## EXERCISE TASK
Extract, from the listing that follows, each line containing the word "предложения".

## MATERIAL PROVIDED

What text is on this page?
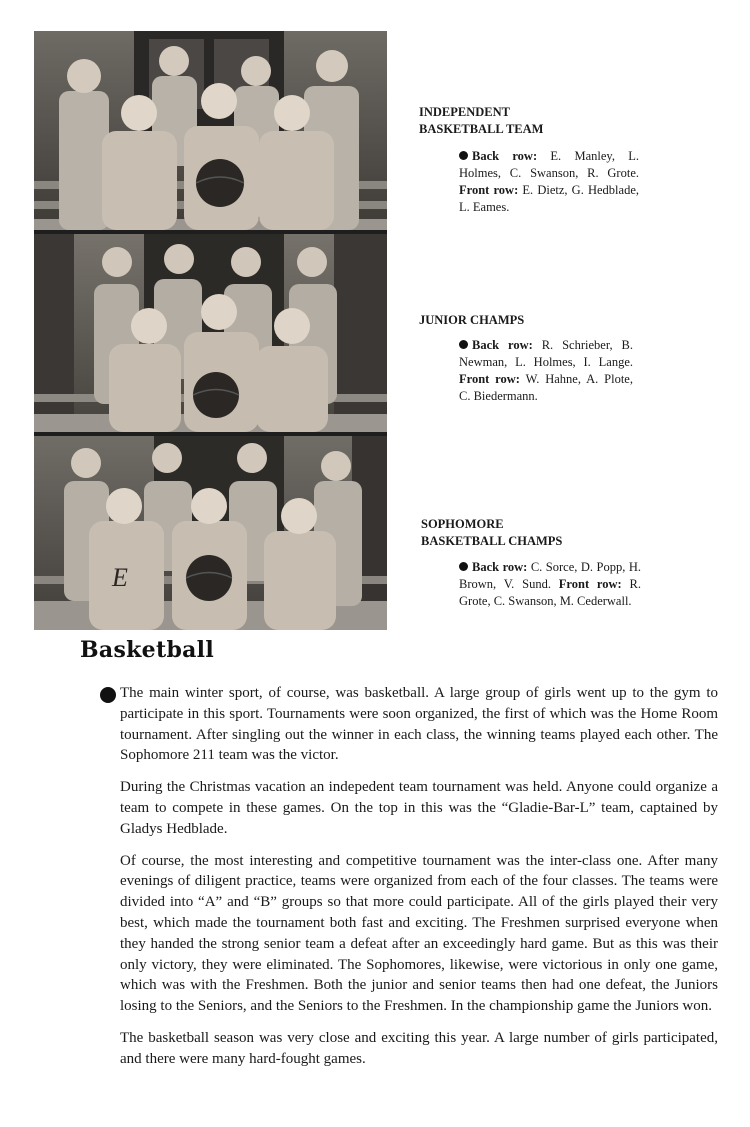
E
INDEPENDENT
BASKETBALL TEAM
Back row: E. Manley, L. Holmes, C. Swanson, R. Grote. Front row: E. Dietz, G. Hedblade, L. Eames.
JUNIOR CHAMPS
Back row: R. Schrieber, B. Newman, L. Holmes, I. Lange. Front row: W. Hahne, A. Plote, C. Biedermann.
SOPHOMORE
BASKETBALL CHAMPS
Back row: C. Sorce, D. Popp, H. Brown, V. Sund. Front row: R. Grote, C. Swanson, M. Cederwall.
Basketball

The main winter sport, of course, was basketball. A large group of girls went up to the gym to participate in this sport. Tournaments were soon organized, the first of which was the Home Room tournament. After singling out the winner in each class, the winning teams played each other. The Sophomore 211 team was the victor.

During the Christmas vacation an indepedent team tournament was held. Anyone could organize a team to compete in these games. On the top in this was the “Gladie-Bar-L” team, captained by Gladys Hedblade.

Of course, the most interesting and competitive tournament was the inter-class one. After many evenings of diligent practice, teams were organized from each of the four classes. The teams were divided into “A” and “B” groups so that more could participate. All of the girls played their very best, which made the tournament both fast and exciting. The Freshmen surprised everyone when they handed the strong senior team a defeat after an exceedingly hard game. But as this was their only victory, they were eliminated. The Sophomores, likewise, were victorious in only one game, which was with the Freshmen. Both the junior and senior teams then had one defeat, the Juniors losing to the Seniors, and the Seniors to the Freshmen. In the championship game the Juniors won.

The basketball season was very close and exciting this year. A large number of girls participated, and there were many hard-fought games.
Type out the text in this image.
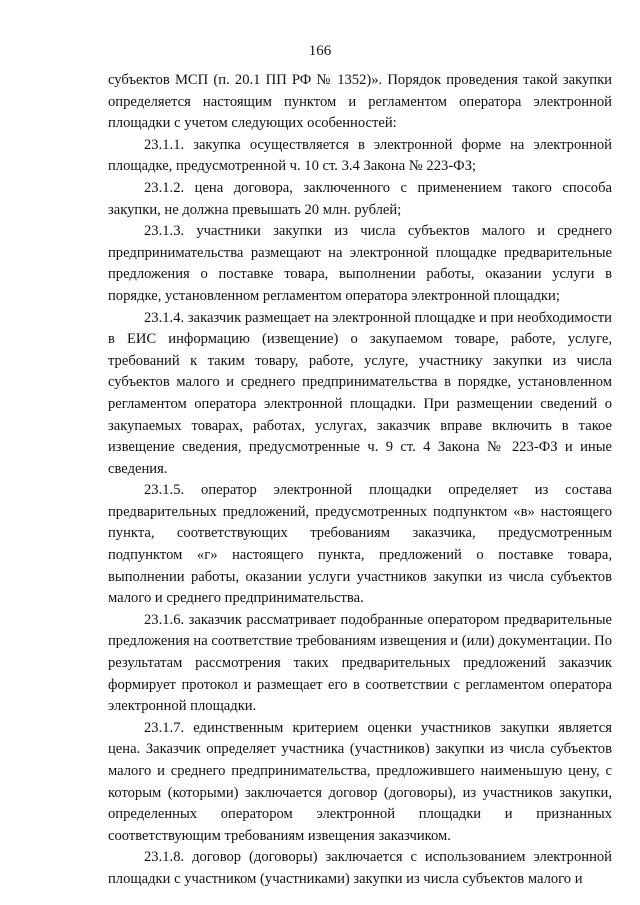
166

субъектов МСП (п. 20.1 ПП РФ № 1352)». Порядок проведения такой закупки определяется настоящим пунктом и регламентом оператора электронной площадки с учетом следующих особенностей:

23.1.1. закупка осуществляется в электронной форме на электронной площадке, предусмотренной ч. 10 ст. 3.4 Закона № 223-ФЗ;

23.1.2. цена договора, заключенного с применением такого способа закупки, не должна превышать 20 млн. рублей;

23.1.3. участники закупки из числа субъектов малого и среднего предпринимательства размещают на электронной площадке предварительные предложения о поставке товара, выполнении работы, оказании услуги в порядке, установленном регламентом оператора электронной площадки;

23.1.4. заказчик размещает на электронной площадке и при необходимости в ЕИС информацию (извещение) о закупаемом товаре, работе, услуге, требований к таким товару, работе, услуге, участнику закупки из числа субъектов малого и среднего предпринимательства в порядке, установленном регламентом оператора электронной площадки. При размещении сведений о закупаемых товарах, работах, услугах, заказчик вправе включить в такое извещение сведения, предусмотренные ч. 9 ст. 4 Закона № 223-ФЗ и иные сведения.

23.1.5. оператор электронной площадки определяет из состава предварительных предложений, предусмотренных подпунктом «в» настоящего пункта, соответствующих требованиям заказчика, предусмотренным подпунктом «г» настоящего пункта, предложений о поставке товара, выполнении работы, оказании услуги участников закупки из числа субъектов малого и среднего предпринимательства.

23.1.6. заказчик рассматривает подобранные оператором предварительные предложения на соответствие требованиям извещения и (или) документации. По результатам рассмотрения таких предварительных предложений заказчик формирует протокол и размещает его в соответствии с регламентом оператора электронной площадки.

23.1.7. единственным критерием оценки участников закупки является цена. Заказчик определяет участника (участников) закупки из числа субъектов малого и среднего предпринимательства, предложившего наименьшую цену, с которым (которыми) заключается договор (договоры), из участников закупки, определенных оператором электронной площадки и признанных соответствующим требованиям извещения заказчиком.

23.1.8. договор (договоры) заключается с использованием электронной площадки с участником (участниками) закупки из числа субъектов малого и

## EXERCISE OUTPUT
23.1.3. участники закупки из числа субъектов малого и среднего предпринимательства размещают на электронной площадке предварительные предложения о поставке товара, выполнении работы, оказании услуги в порядке, установленном регламентом оператора электронной площадки;
23.1.6. заказчик рассматривает подобранные оператором предварительные предложения на соответствие требованиям извещения и (или) документации. По результатам рассмотрения таких предварительных предложений заказчик формирует протокол и размещает его в соответствии с регламентом оператора электронной площадки.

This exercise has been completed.